Exercise directions:
Will you write out the data exactly, excluding every picture?

•••

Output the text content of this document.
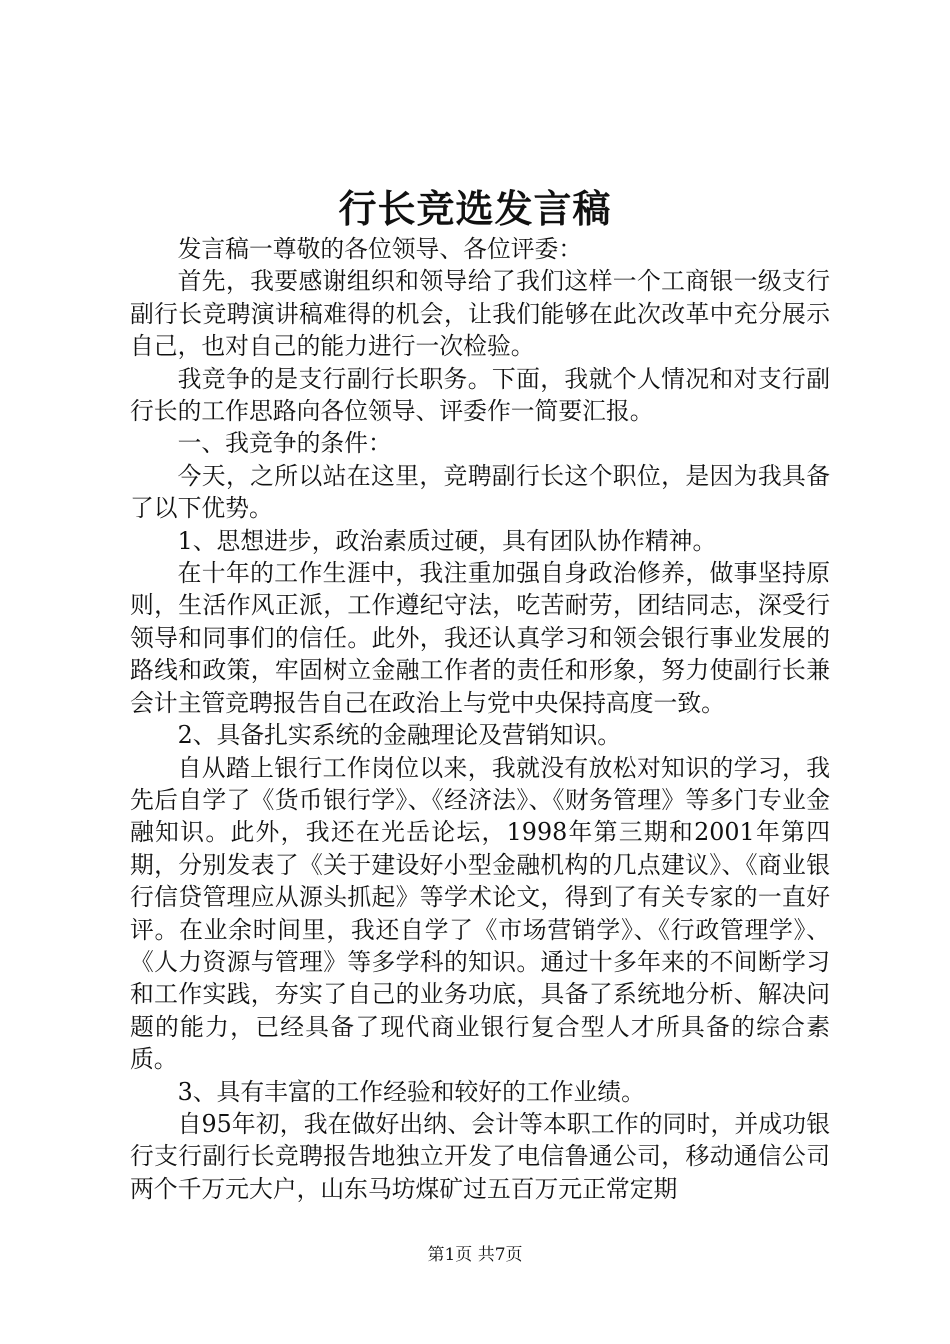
行长竞选发言稿

发言稿一尊敬的各位领导、各位评委：

首先，我要感谢组织和领导给了我们这样一个工商银一级支行副行长竞聘演讲稿难得的机会，让我们能够在此次改革中充分展示自己，也对自己的能力进行一次检验。

我竞争的是支行副行长职务。下面，我就个人情况和对支行副行长的工作思路向各位领导、评委作一简要汇报。

一、我竞争的条件：

今天，之所以站在这里，竞聘副行长这个职位，是因为我具备了以下优势。

1、思想进步，政治素质过硬，具有团队协作精神。

在十年的工作生涯中，我注重加强自身政治修养，做事坚持原则，生活作风正派，工作遵纪守法，吃苦耐劳，团结同志，深受行领导和同事们的信任。此外，我还认真学习和领会银行事业发展的路线和政策，牢固树立金融工作者的责任和形象，努力使副行长兼会计主管竞聘报告自己在政治上与党中央保持高度一致。

2、具备扎实系统的金融理论及营销知识。

自从踏上银行工作岗位以来，我就没有放松对知识的学习，我先后自学了《货币银行学》、《经济法》、《财务管理》等多门专业金融知识。此外，我还在光岳论坛，1998年第三期和2001年第四期，分别发表了《关于建设好小型金融机构的几点建议》、《商业银行信贷管理应从源头抓起》等学术论文，得到了有关专家的一直好评。在业余时间里，我还自学了《市场营销学》、《行政管理学》、《人力资源与管理》等多学科的知识。通过十多年来的不间断学习和工作实践，夯实了自己的业务功底，具备了系统地分析、解决问题的能力，已经具备了现代商业银行复合型人才所具备的综合素质。

3、具有丰富的工作经验和较好的工作业绩。

自95年初，我在做好出纳、会计等本职工作的同时，并成功银行支行副行长竞聘报告地独立开发了电信鲁通公司，移动通信公司两个千万元大户，山东马坊煤矿过五百万元正常定期

第1页 共7页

•••

Exercise result:
Output the text content of this document.
行长竞选发言稿

发言稿一尊敬的各位领导、各位评委：

首先，我要感谢组织和领导给了我们这样一个工商银一级支行副行长竞聘演讲稿难得的机会，让我们能够在此次改革中充分展示自己，也对自己的能力进行一次检验。

我竞争的是支行副行长职务。下面，我就个人情况和对支行副行长的工作思路向各位领导、评委作一简要汇报。

一、我竞争的条件：

今天，之所以站在这里，竞聘副行长这个职位，是因为我具备了以下优势。

1、思想进步，政治素质过硬，具有团队协作精神。

在十年的工作生涯中，我注重加强自身政治修养，做事坚持原则，生活作风正派，工作遵纪守法，吃苦耐劳，团结同志，深受行领导和同事们的信任。此外，我还认真学习和领会银行事业发展的路线和政策，牢固树立金融工作者的责任和形象，努力使副行长兼会计主管竞聘报告自己在政治上与党中央保持高度一致。

2、具备扎实系统的金融理论及营销知识。

自从踏上银行工作岗位以来，我就没有放松对知识的学习，我先后自学了《货币银行学》、《经济法》、《财务管理》等多门专业金融知识。此外，我还在光岳论坛，1998年第三期和2001年第四期，分别发表了《关于建设好小型金融机构的几点建议》、《商业银行信贷管理应从源头抓起》等学术论文，得到了有关专家的一直好评。在业余时间里，我还自学了《市场营销学》、《行政管理学》、《人力资源与管理》等多学科的知识。通过十多年来的不间断学习和工作实践，夯实了自己的业务功底，具备了系统地分析、解决问题的能力，已经具备了现代商业银行复合型人才所具备的综合素质。

3、具有丰富的工作经验和较好的工作业绩。

自95年初，我在做好出纳、会计等本职工作的同时，并成功银行支行副行长竞聘报告地独立开发了电信鲁通公司，移动通信公司两个千万元大户，山东马坊煤矿过五百万元正常定期

第1页 共7页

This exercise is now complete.